Work to complete: Search the listing for "Speed" and copy every line where it appears.
□ □ □ □
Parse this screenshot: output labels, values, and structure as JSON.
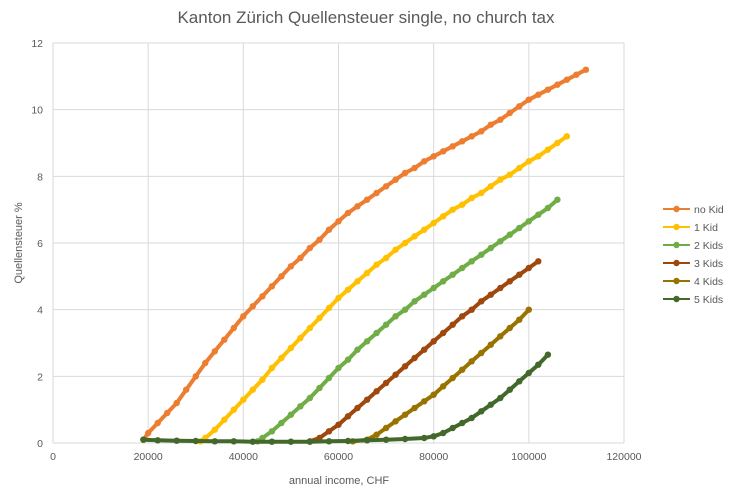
{
  "chart_data": {
    "type": "line",
    "title": "Kanton Zürich Quellensteuer single, no church tax",
    "xlabel": "annual income, CHF",
    "ylabel": "Quellensteuer %",
    "xlim": [
      0,
      120000
    ],
    "ylim": [
      0,
      12
    ],
    "x_ticks": [
      "0",
      "20000",
      "40000",
      "60000",
      "80000",
      "100000",
      "120000"
    ],
    "y_ticks": [
      "0",
      "2",
      "4",
      "6",
      "8",
      "10",
      "12"
    ],
    "grid": true,
    "legend_position": "right",
    "series": [
      {
        "name": "no Kid",
        "color": "#ed7d31",
        "points": [
          [
            19000,
            0.1
          ],
          [
            20000,
            0.3
          ],
          [
            22000,
            0.6
          ],
          [
            24000,
            0.9
          ],
          [
            26000,
            1.2
          ],
          [
            28000,
            1.6
          ],
          [
            30000,
            2.0
          ],
          [
            32000,
            2.4
          ],
          [
            34000,
            2.75
          ],
          [
            36000,
            3.1
          ],
          [
            38000,
            3.45
          ],
          [
            40000,
            3.8
          ],
          [
            42000,
            4.1
          ],
          [
            44000,
            4.4
          ],
          [
            46000,
            4.7
          ],
          [
            48000,
            5.0
          ],
          [
            50000,
            5.3
          ],
          [
            52000,
            5.55
          ],
          [
            54000,
            5.85
          ],
          [
            56000,
            6.1
          ],
          [
            58000,
            6.4
          ],
          [
            60000,
            6.65
          ],
          [
            62000,
            6.9
          ],
          [
            64000,
            7.1
          ],
          [
            66000,
            7.3
          ],
          [
            68000,
            7.5
          ],
          [
            70000,
            7.7
          ],
          [
            72000,
            7.9
          ],
          [
            74000,
            8.1
          ],
          [
            76000,
            8.25
          ],
          [
            78000,
            8.45
          ],
          [
            80000,
            8.6
          ],
          [
            82000,
            8.75
          ],
          [
            84000,
            8.9
          ],
          [
            86000,
            9.05
          ],
          [
            88000,
            9.2
          ],
          [
            90000,
            9.35
          ],
          [
            92000,
            9.55
          ],
          [
            94000,
            9.7
          ],
          [
            96000,
            9.9
          ],
          [
            98000,
            10.1
          ],
          [
            100000,
            10.3
          ],
          [
            102000,
            10.45
          ],
          [
            104000,
            10.6
          ],
          [
            106000,
            10.75
          ],
          [
            108000,
            10.9
          ],
          [
            110000,
            11.05
          ],
          [
            112000,
            11.2
          ]
        ]
      },
      {
        "name": "1 Kid",
        "color": "#ffc000",
        "points": [
          [
            31000,
            0.05
          ],
          [
            32000,
            0.15
          ],
          [
            34000,
            0.4
          ],
          [
            36000,
            0.7
          ],
          [
            38000,
            1.0
          ],
          [
            40000,
            1.3
          ],
          [
            42000,
            1.6
          ],
          [
            44000,
            1.9
          ],
          [
            46000,
            2.25
          ],
          [
            48000,
            2.55
          ],
          [
            50000,
            2.85
          ],
          [
            52000,
            3.15
          ],
          [
            54000,
            3.45
          ],
          [
            56000,
            3.75
          ],
          [
            58000,
            4.05
          ],
          [
            60000,
            4.35
          ],
          [
            62000,
            4.6
          ],
          [
            64000,
            4.85
          ],
          [
            66000,
            5.1
          ],
          [
            68000,
            5.35
          ],
          [
            70000,
            5.55
          ],
          [
            72000,
            5.8
          ],
          [
            74000,
            6.0
          ],
          [
            76000,
            6.2
          ],
          [
            78000,
            6.4
          ],
          [
            80000,
            6.6
          ],
          [
            82000,
            6.8
          ],
          [
            84000,
            7.0
          ],
          [
            86000,
            7.15
          ],
          [
            88000,
            7.35
          ],
          [
            90000,
            7.5
          ],
          [
            92000,
            7.7
          ],
          [
            94000,
            7.9
          ],
          [
            96000,
            8.05
          ],
          [
            98000,
            8.25
          ],
          [
            100000,
            8.45
          ],
          [
            102000,
            8.6
          ],
          [
            104000,
            8.8
          ],
          [
            106000,
            9.0
          ],
          [
            108000,
            9.2
          ]
        ]
      },
      {
        "name": "2 Kids",
        "color": "#70ad47",
        "points": [
          [
            43000,
            0.05
          ],
          [
            44000,
            0.15
          ],
          [
            46000,
            0.35
          ],
          [
            48000,
            0.6
          ],
          [
            50000,
            0.85
          ],
          [
            52000,
            1.1
          ],
          [
            54000,
            1.35
          ],
          [
            56000,
            1.65
          ],
          [
            58000,
            1.95
          ],
          [
            60000,
            2.25
          ],
          [
            62000,
            2.5
          ],
          [
            64000,
            2.8
          ],
          [
            66000,
            3.05
          ],
          [
            68000,
            3.3
          ],
          [
            70000,
            3.55
          ],
          [
            72000,
            3.8
          ],
          [
            74000,
            4.0
          ],
          [
            76000,
            4.25
          ],
          [
            78000,
            4.45
          ],
          [
            80000,
            4.65
          ],
          [
            82000,
            4.85
          ],
          [
            84000,
            5.05
          ],
          [
            86000,
            5.25
          ],
          [
            88000,
            5.45
          ],
          [
            90000,
            5.65
          ],
          [
            92000,
            5.85
          ],
          [
            94000,
            6.05
          ],
          [
            96000,
            6.25
          ],
          [
            98000,
            6.45
          ],
          [
            100000,
            6.65
          ],
          [
            102000,
            6.85
          ],
          [
            104000,
            7.05
          ],
          [
            106000,
            7.3
          ]
        ]
      },
      {
        "name": "3 Kids",
        "color": "#9e480e",
        "points": [
          [
            54000,
            0.05
          ],
          [
            56000,
            0.15
          ],
          [
            58000,
            0.35
          ],
          [
            60000,
            0.55
          ],
          [
            62000,
            0.8
          ],
          [
            64000,
            1.05
          ],
          [
            66000,
            1.3
          ],
          [
            68000,
            1.55
          ],
          [
            70000,
            1.8
          ],
          [
            72000,
            2.05
          ],
          [
            74000,
            2.3
          ],
          [
            76000,
            2.55
          ],
          [
            78000,
            2.8
          ],
          [
            80000,
            3.05
          ],
          [
            82000,
            3.3
          ],
          [
            84000,
            3.55
          ],
          [
            86000,
            3.8
          ],
          [
            88000,
            4.0
          ],
          [
            90000,
            4.25
          ],
          [
            92000,
            4.45
          ],
          [
            94000,
            4.65
          ],
          [
            96000,
            4.85
          ],
          [
            98000,
            5.05
          ],
          [
            100000,
            5.25
          ],
          [
            102000,
            5.45
          ]
        ]
      },
      {
        "name": "4 Kids",
        "color": "#997300",
        "points": [
          [
            63000,
            0.05
          ],
          [
            66000,
            0.1
          ],
          [
            68000,
            0.25
          ],
          [
            70000,
            0.45
          ],
          [
            72000,
            0.65
          ],
          [
            74000,
            0.85
          ],
          [
            76000,
            1.05
          ],
          [
            78000,
            1.25
          ],
          [
            80000,
            1.45
          ],
          [
            82000,
            1.7
          ],
          [
            84000,
            1.95
          ],
          [
            86000,
            2.2
          ],
          [
            88000,
            2.45
          ],
          [
            90000,
            2.7
          ],
          [
            92000,
            2.95
          ],
          [
            94000,
            3.2
          ],
          [
            96000,
            3.45
          ],
          [
            98000,
            3.7
          ],
          [
            100000,
            4.0
          ]
        ]
      },
      {
        "name": "5 Kids",
        "color": "#43682b",
        "points": [
          [
            19000,
            0.1
          ],
          [
            22000,
            0.08
          ],
          [
            26000,
            0.07
          ],
          [
            30000,
            0.06
          ],
          [
            34000,
            0.05
          ],
          [
            38000,
            0.05
          ],
          [
            42000,
            0.04
          ],
          [
            46000,
            0.04
          ],
          [
            50000,
            0.04
          ],
          [
            54000,
            0.04
          ],
          [
            58000,
            0.05
          ],
          [
            62000,
            0.06
          ],
          [
            66000,
            0.08
          ],
          [
            70000,
            0.1
          ],
          [
            74000,
            0.12
          ],
          [
            78000,
            0.15
          ],
          [
            80000,
            0.2
          ],
          [
            82000,
            0.3
          ],
          [
            84000,
            0.45
          ],
          [
            86000,
            0.6
          ],
          [
            88000,
            0.75
          ],
          [
            90000,
            0.95
          ],
          [
            92000,
            1.15
          ],
          [
            94000,
            1.35
          ],
          [
            96000,
            1.6
          ],
          [
            98000,
            1.85
          ],
          [
            100000,
            2.1
          ],
          [
            102000,
            2.35
          ],
          [
            104000,
            2.65
          ]
        ]
      }
    ]
  }
}
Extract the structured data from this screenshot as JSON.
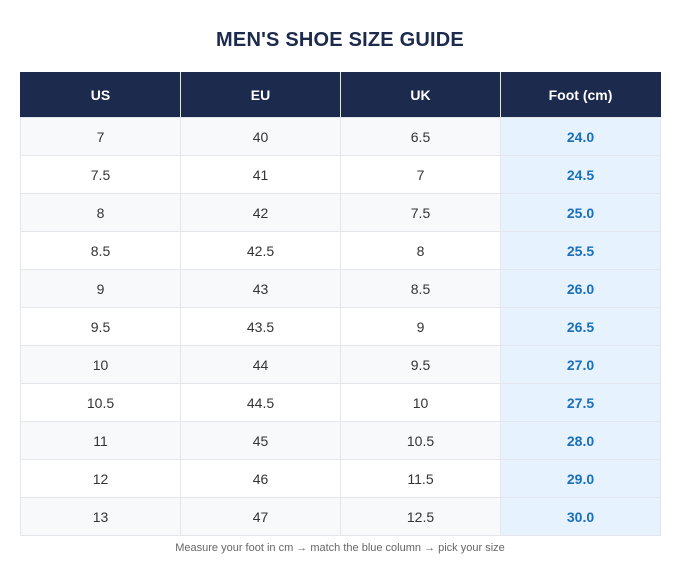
{
  "title": "MEN'S SHOE SIZE GUIDE",
  "table": {
    "headers": [
      "US",
      "EU",
      "UK",
      "Foot (cm)"
    ],
    "rows": [
      [
        "7",
        "40",
        "6.5",
        "24.0"
      ],
      [
        "7.5",
        "41",
        "7",
        "24.5"
      ],
      [
        "8",
        "42",
        "7.5",
        "25.0"
      ],
      [
        "8.5",
        "42.5",
        "8",
        "25.5"
      ],
      [
        "9",
        "43",
        "8.5",
        "26.0"
      ],
      [
        "9.5",
        "43.5",
        "9",
        "26.5"
      ],
      [
        "10",
        "44",
        "9.5",
        "27.0"
      ],
      [
        "10.5",
        "44.5",
        "10",
        "27.5"
      ],
      [
        "11",
        "45",
        "10.5",
        "28.0"
      ],
      [
        "12",
        "46",
        "11.5",
        "29.0"
      ],
      [
        "13",
        "47",
        "12.5",
        "30.0"
      ]
    ]
  },
  "footnote": "Measure your foot in cm → match the blue column → pick your size",
  "colors": {
    "header_bg": "#1c2a4d",
    "accent_column_bg": "#e6f2fd",
    "accent_column_text": "#1a6fb8"
  }
}
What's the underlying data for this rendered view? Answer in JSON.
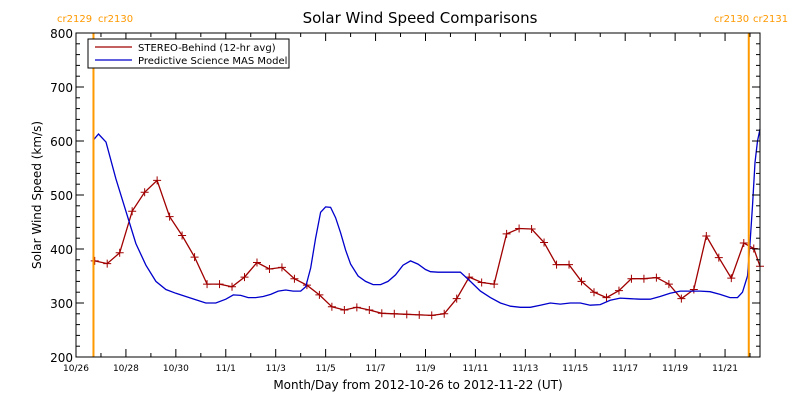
{
  "chart_data": {
    "type": "line",
    "title": "Solar Wind Speed Comparisons",
    "xlabel": "Month/Day from 2012-10-26 to 2012-11-22 (UT)",
    "ylabel": "Solar Wind Speed (km/s)",
    "xlim": [
      0,
      27.4
    ],
    "ylim": [
      200,
      800
    ],
    "y_ticks": [
      200,
      300,
      400,
      500,
      600,
      700,
      800
    ],
    "x_ticks": [
      {
        "day": 0,
        "label": "10/26"
      },
      {
        "day": 2,
        "label": "10/28"
      },
      {
        "day": 4,
        "label": "10/30"
      },
      {
        "day": 6,
        "label": "11/1"
      },
      {
        "day": 8,
        "label": "11/3"
      },
      {
        "day": 10,
        "label": "11/5"
      },
      {
        "day": 12,
        "label": "11/7"
      },
      {
        "day": 14,
        "label": "11/9"
      },
      {
        "day": 16,
        "label": "11/11"
      },
      {
        "day": 18,
        "label": "11/13"
      },
      {
        "day": 20,
        "label": "11/15"
      },
      {
        "day": 22,
        "label": "11/17"
      },
      {
        "day": 24,
        "label": "11/19"
      },
      {
        "day": 26,
        "label": "11/21"
      }
    ],
    "grid": false,
    "legend_position": "top-left",
    "rotation_markers": [
      {
        "day": 0.7,
        "left_label": "cr2129",
        "right_label": "cr2130",
        "color": "#ff9900"
      },
      {
        "day": 26.95,
        "left_label": "cr2130",
        "right_label": "cr2131",
        "color": "#ff9900"
      }
    ],
    "series": [
      {
        "name": "STEREO-Behind (12-hr avg)",
        "color": "#a00000",
        "marker": "plus",
        "x": [
          0.75,
          1.25,
          1.75,
          2.25,
          2.75,
          3.25,
          3.75,
          4.25,
          4.75,
          5.25,
          5.75,
          6.25,
          6.75,
          7.25,
          7.75,
          8.25,
          8.75,
          9.25,
          9.75,
          10.25,
          10.75,
          11.25,
          11.75,
          12.25,
          12.75,
          13.25,
          13.75,
          14.25,
          14.75,
          15.25,
          15.75,
          16.25,
          16.75,
          17.25,
          17.75,
          18.25,
          18.75,
          19.25,
          19.75,
          20.25,
          20.75,
          21.25,
          21.75,
          22.25,
          22.75,
          23.25,
          23.75,
          24.25,
          24.75,
          25.25,
          25.75,
          26.25,
          26.75,
          27.15,
          27.4
        ],
        "y": [
          378,
          373,
          393,
          470,
          505,
          527,
          460,
          425,
          385,
          335,
          335,
          330,
          348,
          375,
          363,
          366,
          345,
          333,
          315,
          293,
          287,
          292,
          287,
          281,
          280,
          279,
          278,
          277,
          280,
          308,
          348,
          338,
          335,
          428,
          438,
          437,
          412,
          371,
          371,
          340,
          320,
          310,
          323,
          345,
          345,
          347,
          335,
          308,
          325,
          424,
          384,
          346,
          411,
          401,
          368
        ]
      },
      {
        "name": "Predictive Science MAS Model",
        "color": "#0000cc",
        "marker": "none",
        "x": [
          0.7,
          0.9,
          1.2,
          1.6,
          2.0,
          2.4,
          2.8,
          3.2,
          3.6,
          4.0,
          4.4,
          4.8,
          5.2,
          5.6,
          6.0,
          6.3,
          6.6,
          6.9,
          7.2,
          7.5,
          7.8,
          8.1,
          8.4,
          8.7,
          9.0,
          9.2,
          9.4,
          9.6,
          9.8,
          10.0,
          10.2,
          10.4,
          10.6,
          10.8,
          11.0,
          11.3,
          11.6,
          11.9,
          12.2,
          12.5,
          12.8,
          13.1,
          13.4,
          13.7,
          14.0,
          14.2,
          14.5,
          14.8,
          15.1,
          15.4,
          15.8,
          16.2,
          16.6,
          17.0,
          17.4,
          17.8,
          18.2,
          18.6,
          19.0,
          19.4,
          19.8,
          20.2,
          20.6,
          21.0,
          21.4,
          21.8,
          22.2,
          22.6,
          23.0,
          23.4,
          23.8,
          24.2,
          24.6,
          25.0,
          25.4,
          25.8,
          26.2,
          26.5,
          26.7,
          26.9,
          27.0,
          27.1,
          27.2,
          27.3,
          27.4
        ],
        "y": [
          602,
          613,
          598,
          530,
          470,
          410,
          370,
          340,
          325,
          318,
          312,
          306,
          300,
          300,
          307,
          315,
          314,
          310,
          310,
          312,
          316,
          322,
          324,
          322,
          322,
          330,
          365,
          420,
          468,
          478,
          477,
          458,
          430,
          398,
          372,
          350,
          340,
          334,
          334,
          340,
          352,
          370,
          378,
          372,
          362,
          358,
          357,
          357,
          357,
          357,
          340,
          322,
          310,
          300,
          294,
          292,
          292,
          296,
          300,
          298,
          300,
          300,
          296,
          297,
          305,
          309,
          308,
          307,
          307,
          312,
          318,
          322,
          322,
          322,
          321,
          316,
          310,
          310,
          320,
          350,
          410,
          480,
          560,
          600,
          622
        ]
      }
    ]
  }
}
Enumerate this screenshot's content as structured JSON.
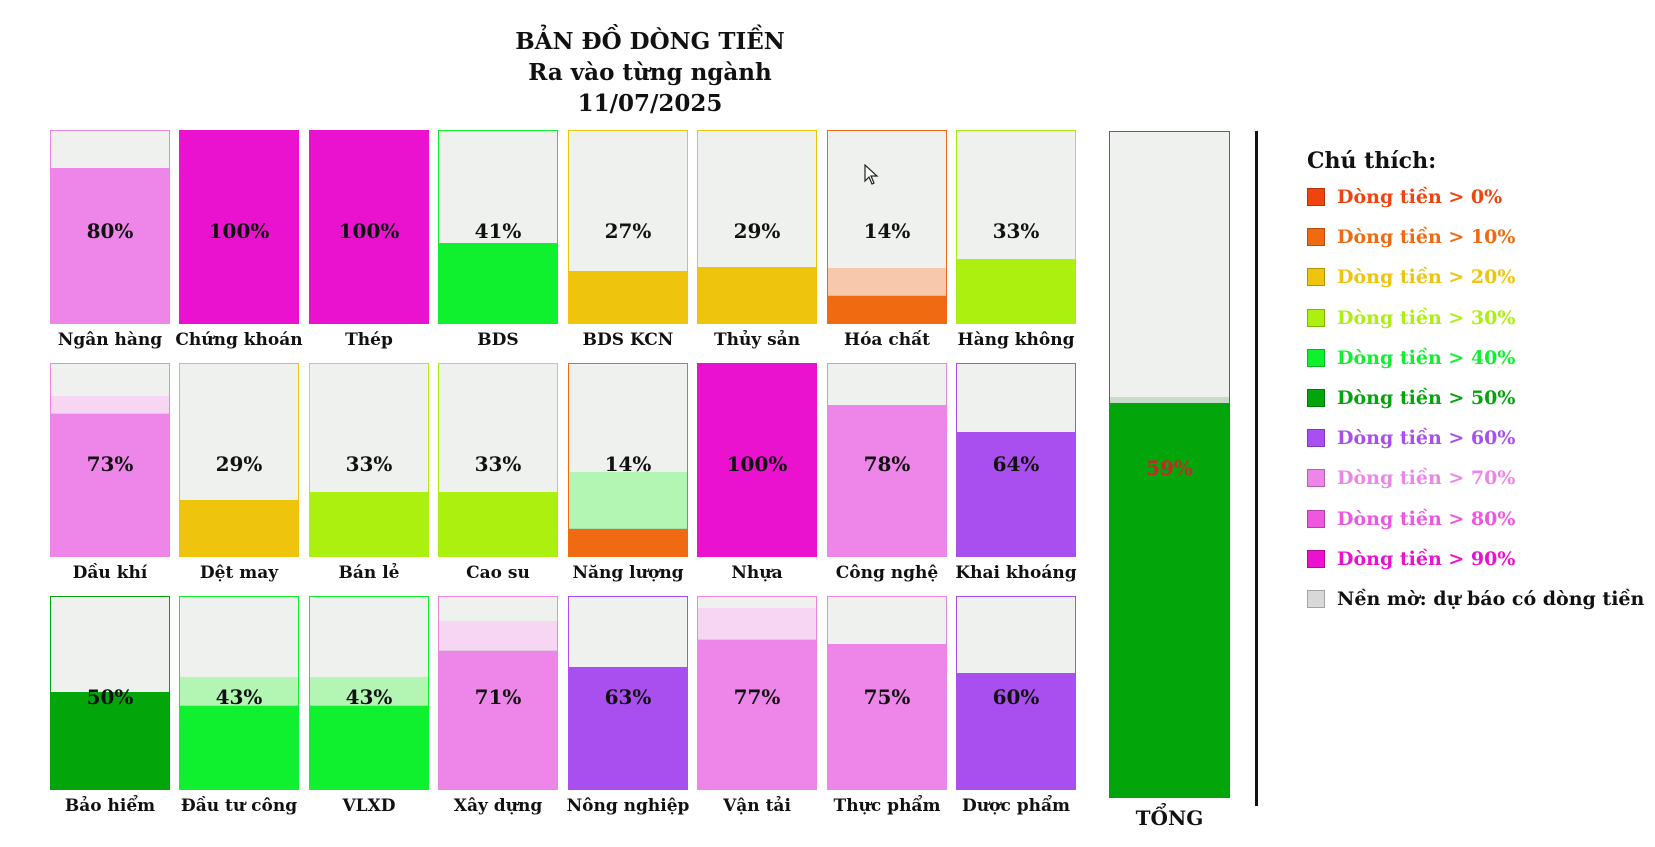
□ □ □ □
Result:
    "title": "Solar Wind Speed Comparisons",
    "ylabel": "Solar Wind Speed (km/s)",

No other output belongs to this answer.